Copy out all the lines where "Hurt" shows up.

..........

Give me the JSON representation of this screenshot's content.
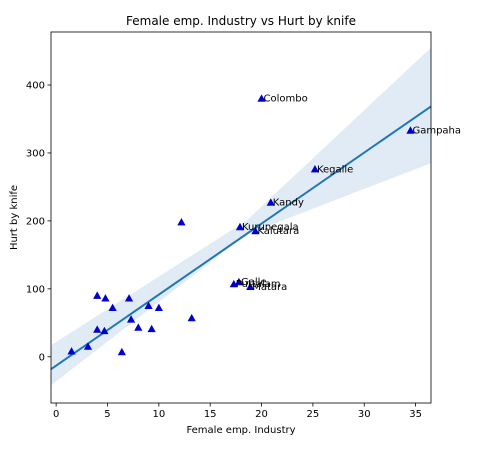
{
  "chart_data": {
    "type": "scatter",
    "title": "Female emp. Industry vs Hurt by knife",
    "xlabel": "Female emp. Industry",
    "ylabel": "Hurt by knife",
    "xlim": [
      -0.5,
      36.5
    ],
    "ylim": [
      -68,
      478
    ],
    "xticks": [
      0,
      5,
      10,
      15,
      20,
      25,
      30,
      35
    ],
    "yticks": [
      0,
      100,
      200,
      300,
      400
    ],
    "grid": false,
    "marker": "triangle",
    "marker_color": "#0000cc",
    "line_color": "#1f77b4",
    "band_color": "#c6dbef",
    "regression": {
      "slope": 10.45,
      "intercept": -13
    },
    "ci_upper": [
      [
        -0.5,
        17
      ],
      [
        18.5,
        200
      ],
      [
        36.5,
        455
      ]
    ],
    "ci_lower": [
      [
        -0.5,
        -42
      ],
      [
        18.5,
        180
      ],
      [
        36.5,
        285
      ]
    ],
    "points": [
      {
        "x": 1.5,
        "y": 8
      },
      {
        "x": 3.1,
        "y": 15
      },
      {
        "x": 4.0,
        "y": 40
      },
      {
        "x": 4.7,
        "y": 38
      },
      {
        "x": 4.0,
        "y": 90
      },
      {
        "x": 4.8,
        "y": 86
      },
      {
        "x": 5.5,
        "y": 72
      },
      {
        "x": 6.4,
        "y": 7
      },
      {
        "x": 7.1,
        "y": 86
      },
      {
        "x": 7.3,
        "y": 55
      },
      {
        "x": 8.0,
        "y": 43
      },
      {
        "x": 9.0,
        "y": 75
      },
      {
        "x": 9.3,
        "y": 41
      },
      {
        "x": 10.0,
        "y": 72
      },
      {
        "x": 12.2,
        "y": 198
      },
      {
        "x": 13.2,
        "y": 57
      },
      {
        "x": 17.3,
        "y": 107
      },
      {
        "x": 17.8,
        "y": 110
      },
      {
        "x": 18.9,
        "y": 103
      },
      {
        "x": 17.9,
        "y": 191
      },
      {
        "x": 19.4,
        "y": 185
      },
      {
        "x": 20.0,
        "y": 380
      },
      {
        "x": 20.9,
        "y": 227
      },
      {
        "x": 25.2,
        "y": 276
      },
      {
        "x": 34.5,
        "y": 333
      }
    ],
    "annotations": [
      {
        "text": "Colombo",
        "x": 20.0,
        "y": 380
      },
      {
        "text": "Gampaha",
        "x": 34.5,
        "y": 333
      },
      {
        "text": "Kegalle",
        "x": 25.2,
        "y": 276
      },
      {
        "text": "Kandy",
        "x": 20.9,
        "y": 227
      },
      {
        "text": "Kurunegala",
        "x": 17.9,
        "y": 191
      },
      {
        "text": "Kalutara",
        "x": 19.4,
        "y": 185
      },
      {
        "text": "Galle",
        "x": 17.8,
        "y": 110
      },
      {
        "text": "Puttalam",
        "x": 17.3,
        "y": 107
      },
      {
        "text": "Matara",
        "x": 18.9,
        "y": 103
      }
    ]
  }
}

..........

▶ **Full output**
    "title": "Female emp. Industry vs Hurt by knife",
    "ylabel": "Hurt by knife",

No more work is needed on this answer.